*What is expected*.
Write out the material again word for word, dropping any images it holds.

Chart and figure data:
- - - - -

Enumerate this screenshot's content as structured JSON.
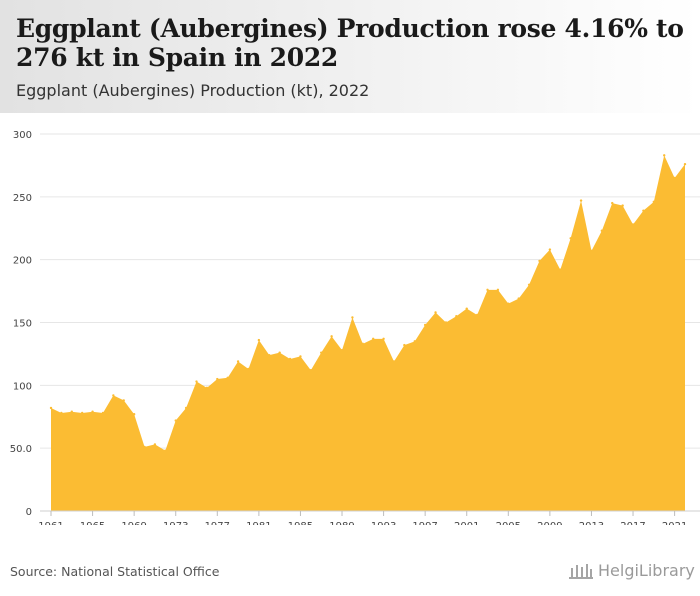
{
  "header": {
    "title": "Eggplant (Aubergines) Production rose 4.16% to 276 kt in Spain in 2022",
    "subtitle": "Eggplant (Aubergines) Production (kt), 2022"
  },
  "footer": {
    "source": "Source: National Statistical Office",
    "brand": "HelgiLibrary"
  },
  "colors": {
    "area": "#FBBC33",
    "grid": "#e6e6e6",
    "axis_text": "#444444"
  },
  "chart_data": {
    "type": "area",
    "title": "Eggplant (Aubergines) Production (kt), 2022",
    "ylim": [
      0,
      300
    ],
    "y_ticks": [
      {
        "value": 0,
        "label": "0"
      },
      {
        "value": 50,
        "label": "50.0"
      },
      {
        "value": 100,
        "label": "100"
      },
      {
        "value": 150,
        "label": "150"
      },
      {
        "value": 200,
        "label": "200"
      },
      {
        "value": 250,
        "label": "250"
      },
      {
        "value": 300,
        "label": "300"
      }
    ],
    "x_ticks": [
      "1961",
      "1965",
      "1969",
      "1973",
      "1977",
      "1981",
      "1985",
      "1989",
      "1993",
      "1997",
      "2001",
      "2005",
      "2009",
      "2013",
      "2017",
      "2021"
    ],
    "grid": true,
    "x": [
      1961,
      1962,
      1963,
      1964,
      1965,
      1966,
      1967,
      1968,
      1969,
      1970,
      1971,
      1972,
      1973,
      1974,
      1975,
      1976,
      1977,
      1978,
      1979,
      1980,
      1981,
      1982,
      1983,
      1984,
      1985,
      1986,
      1987,
      1988,
      1989,
      1990,
      1991,
      1992,
      1993,
      1994,
      1995,
      1996,
      1997,
      1998,
      1999,
      2000,
      2001,
      2002,
      2003,
      2004,
      2005,
      2006,
      2007,
      2008,
      2009,
      2010,
      2011,
      2012,
      2013,
      2014,
      2015,
      2016,
      2017,
      2018,
      2019,
      2020,
      2021,
      2022
    ],
    "values": [
      82,
      78,
      79,
      78,
      79,
      78,
      92,
      88,
      77,
      51,
      53,
      48,
      72,
      82,
      103,
      98,
      105,
      106,
      119,
      113,
      136,
      124,
      126,
      121,
      123,
      112,
      126,
      139,
      128,
      154,
      133,
      137,
      137,
      119,
      132,
      135,
      148,
      158,
      150,
      155,
      161,
      156,
      176,
      176,
      165,
      169,
      180,
      199,
      208,
      192,
      217,
      247,
      207,
      223,
      245,
      243,
      228,
      239,
      246,
      283,
      265,
      276
    ]
  }
}
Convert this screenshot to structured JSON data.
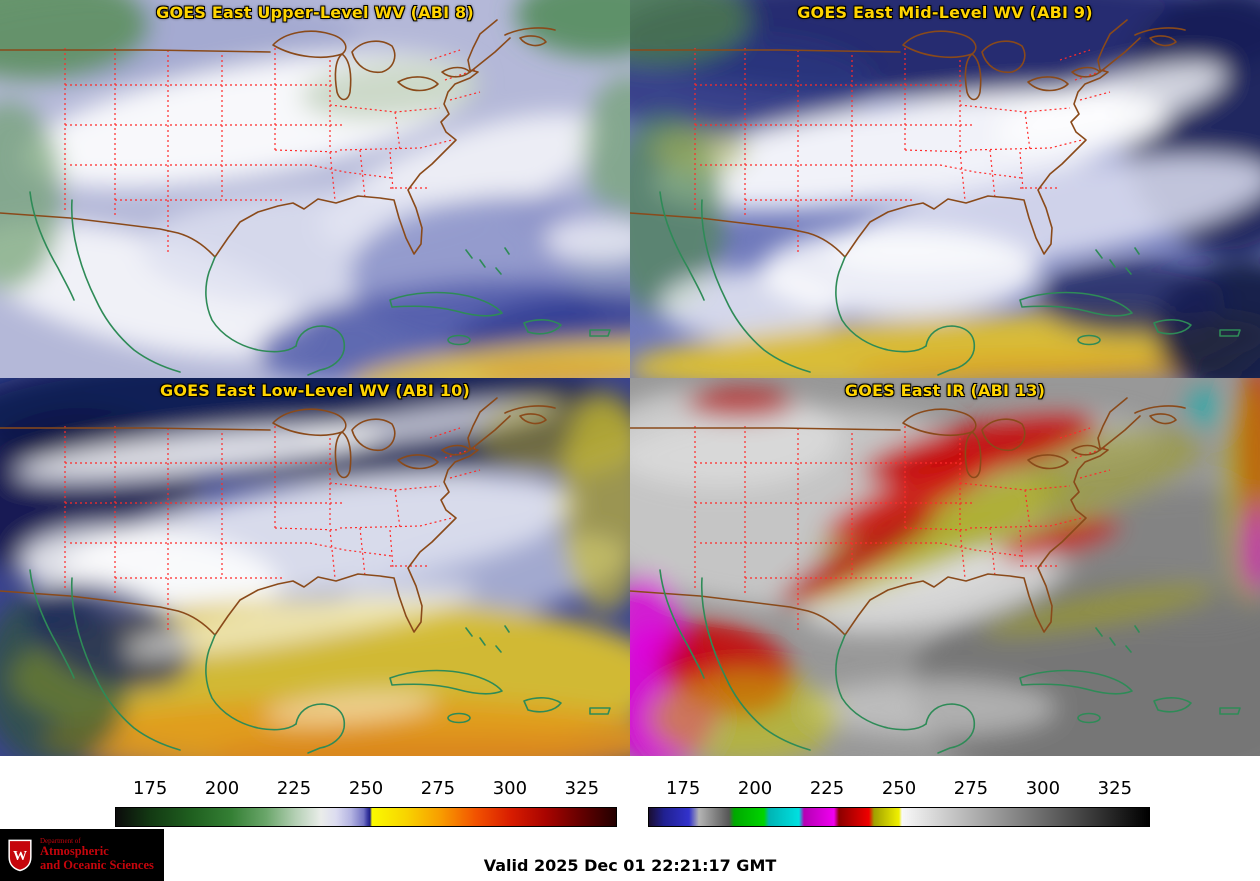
{
  "app": {
    "name": "GOES East four-panel water vapor / IR satellite display"
  },
  "panels": [
    {
      "id": "abi8",
      "title": "GOES East Upper-Level WV (ABI 8)"
    },
    {
      "id": "abi9",
      "title": "GOES East Mid-Level WV (ABI 9)"
    },
    {
      "id": "abi10",
      "title": "GOES East Low-Level WV (ABI 10)"
    },
    {
      "id": "abi13",
      "title": "GOES East IR (ABI 13)"
    }
  ],
  "title_style": {
    "color": "#ffd400",
    "outline": "#000000"
  },
  "map_overlay": {
    "state_borders_color": "#ff2a2a",
    "us_coast_color": "#8a4a1a",
    "international_coast_color": "#2e8b57"
  },
  "colorbars": {
    "left": {
      "label_values": [
        "175",
        "200",
        "225",
        "250",
        "275",
        "300",
        "325"
      ],
      "gradient": [
        [
          0,
          "#0b0b0b"
        ],
        [
          7,
          "#133a13"
        ],
        [
          15,
          "#1f5f1f"
        ],
        [
          23,
          "#347f34"
        ],
        [
          30,
          "#6aa66a"
        ],
        [
          36,
          "#b5d0b5"
        ],
        [
          41,
          "#eaedea"
        ],
        [
          44,
          "#dcdcf0"
        ],
        [
          47,
          "#b4b4e2"
        ],
        [
          49.5,
          "#7474c4"
        ],
        [
          50.3,
          "#3a3aa2"
        ],
        [
          50.8,
          "#1e1e85"
        ],
        [
          51.2,
          "#fafa00"
        ],
        [
          58,
          "#f8d400"
        ],
        [
          65,
          "#f89c00"
        ],
        [
          72,
          "#f25200"
        ],
        [
          79,
          "#d81c00"
        ],
        [
          86,
          "#a80400"
        ],
        [
          93,
          "#640000"
        ],
        [
          100,
          "#230000"
        ]
      ]
    },
    "right": {
      "label_values": [
        "175",
        "200",
        "225",
        "250",
        "275",
        "300",
        "325"
      ],
      "gradient": [
        [
          0,
          "#1a0e32"
        ],
        [
          3,
          "#202090"
        ],
        [
          8,
          "#3232cc"
        ],
        [
          10,
          "#b4b4b4"
        ],
        [
          16,
          "#565656"
        ],
        [
          17,
          "#00a800"
        ],
        [
          23,
          "#00d400"
        ],
        [
          24,
          "#00b4b4"
        ],
        [
          30,
          "#00e0e0"
        ],
        [
          31,
          "#b400b4"
        ],
        [
          37,
          "#f000f0"
        ],
        [
          38,
          "#8c0000"
        ],
        [
          44,
          "#f00000"
        ],
        [
          45,
          "#a0a000"
        ],
        [
          50,
          "#f0f000"
        ],
        [
          50.6,
          "#f8f8f8"
        ],
        [
          100,
          "#000000"
        ]
      ]
    }
  },
  "footer": {
    "valid_label": "Valid 2025 Dec 01 22:21:17 GMT",
    "logo": {
      "department_small": "Department of",
      "department_line1": "Atmospheric",
      "department_line2": "and Oceanic Sciences",
      "crest_letter": "W",
      "brand_color": "#c5050c"
    }
  }
}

- - - - -

*Exercise result*.
Enumerate this screenshot's content as structured JSON.
{
  "header": {
    "title": "Eggplant (Aubergines) Production rose 4.16% to 276 kt in Spain in 2022",
    "subtitle": "Eggplant (Aubergines) Production (kt), 2022"
  },
  "footer": {
    "source": "Source: National Statistical Office",
    "brand": "HelgiLibrary"
  },
  "colors": {
    "area": "#FBBC33",
    "grid": "#e6e6e6",
    "axis_text": "#444444"
  },
  "chart_data": {
    "type": "area",
    "title": "Eggplant (Aubergines) Production (kt), 2022",
    "ylim": [
      0,
      300
    ],
    "y_ticks": [
      {
        "value": 0,
        "label": "0"
      },
      {
        "value": 50,
        "label": "50.0"
      },
      {
        "value": 100,
        "label": "100"
      },
      {
        "value": 150,
        "label": "150"
      },
      {
        "value": 200,
        "label": "200"
      },
      {
        "value": 250,
        "label": "250"
      },
      {
        "value": 300,
        "label": "300"
      }
    ],
    "x_ticks": [
      "1961",
      "1965",
      "1969",
      "1973",
      "1977",
      "1981",
      "1985",
      "1989",
      "1993",
      "1997",
      "2001",
      "2005",
      "2009",
      "2013",
      "2017",
      "2021"
    ],
    "grid": true,
    "x": [
      1961,
      1962,
      1963,
      1964,
      1965,
      1966,
      1967,
      1968,
      1969,
      1970,
      1971,
      1972,
      1973,
      1974,
      1975,
      1976,
      1977,
      1978,
      1979,
      1980,
      1981,
      1982,
      1983,
      1984,
      1985,
      1986,
      1987,
      1988,
      1989,
      1990,
      1991,
      1992,
      1993,
      1994,
      1995,
      1996,
      1997,
      1998,
      1999,
      2000,
      2001,
      2002,
      2003,
      2004,
      2005,
      2006,
      2007,
      2008,
      2009,
      2010,
      2011,
      2012,
      2013,
      2014,
      2015,
      2016,
      2017,
      2018,
      2019,
      2020,
      2021,
      2022
    ],
    "values": [
      82,
      78,
      79,
      78,
      79,
      78,
      92,
      88,
      77,
      51,
      53,
      48,
      72,
      82,
      103,
      98,
      105,
      106,
      119,
      113,
      136,
      124,
      126,
      121,
      123,
      112,
      126,
      139,
      128,
      154,
      133,
      137,
      137,
      119,
      132,
      135,
      148,
      158,
      150,
      155,
      161,
      156,
      176,
      176,
      165,
      169,
      180,
      199,
      208,
      192,
      217,
      247,
      207,
      223,
      245,
      243,
      228,
      239,
      246,
      283,
      265,
      276
    ]
  }
}
Convert this screenshot to structured JSON data.
{
  "app": {
    "name": "GOES East four-panel water vapor / IR satellite display"
  },
  "panels": [
    {
      "id": "abi8",
      "title": "GOES East Upper-Level WV (ABI 8)"
    },
    {
      "id": "abi9",
      "title": "GOES East Mid-Level WV (ABI 9)"
    },
    {
      "id": "abi10",
      "title": "GOES East Low-Level WV (ABI 10)"
    },
    {
      "id": "abi13",
      "title": "GOES East IR (ABI 13)"
    }
  ],
  "title_style": {
    "color": "#ffd400",
    "outline": "#000000"
  },
  "map_overlay": {
    "state_borders_color": "#ff2a2a",
    "us_coast_color": "#8a4a1a",
    "international_coast_color": "#2e8b57"
  },
  "colorbars": {
    "left": {
      "label_values": [
        "175",
        "200",
        "225",
        "250",
        "275",
        "300",
        "325"
      ],
      "gradient": [
        [
          0,
          "#0b0b0b"
        ],
        [
          7,
          "#133a13"
        ],
        [
          15,
          "#1f5f1f"
        ],
        [
          23,
          "#347f34"
        ],
        [
          30,
          "#6aa66a"
        ],
        [
          36,
          "#b5d0b5"
        ],
        [
          41,
          "#eaedea"
        ],
        [
          44,
          "#dcdcf0"
        ],
        [
          47,
          "#b4b4e2"
        ],
        [
          49.5,
          "#7474c4"
        ],
        [
          50.3,
          "#3a3aa2"
        ],
        [
          50.8,
          "#1e1e85"
        ],
        [
          51.2,
          "#fafa00"
        ],
        [
          58,
          "#f8d400"
        ],
        [
          65,
          "#f89c00"
        ],
        [
          72,
          "#f25200"
        ],
        [
          79,
          "#d81c00"
        ],
        [
          86,
          "#a80400"
        ],
        [
          93,
          "#640000"
        ],
        [
          100,
          "#230000"
        ]
      ]
    },
    "right": {
      "label_values": [
        "175",
        "200",
        "225",
        "250",
        "275",
        "300",
        "325"
      ],
      "gradient": [
        [
          0,
          "#1a0e32"
        ],
        [
          3,
          "#202090"
        ],
        [
          8,
          "#3232cc"
        ],
        [
          10,
          "#b4b4b4"
        ],
        [
          16,
          "#565656"
        ],
        [
          17,
          "#00a800"
        ],
        [
          23,
          "#00d400"
        ],
        [
          24,
          "#00b4b4"
        ],
        [
          30,
          "#00e0e0"
        ],
        [
          31,
          "#b400b4"
        ],
        [
          37,
          "#f000f0"
        ],
        [
          38,
          "#8c0000"
        ],
        [
          44,
          "#f00000"
        ],
        [
          45,
          "#a0a000"
        ],
        [
          50,
          "#f0f000"
        ],
        [
          50.6,
          "#f8f8f8"
        ],
        [
          100,
          "#000000"
        ]
      ]
    }
  },
  "footer": {
    "valid_label": "Valid 2025 Dec 01 22:21:17 GMT",
    "logo": {
      "department_small": "Department of",
      "department_line1": "Atmospheric",
      "department_line2": "and Oceanic Sciences",
      "crest_letter": "W",
      "brand_color": "#c5050c"
    }
  }
}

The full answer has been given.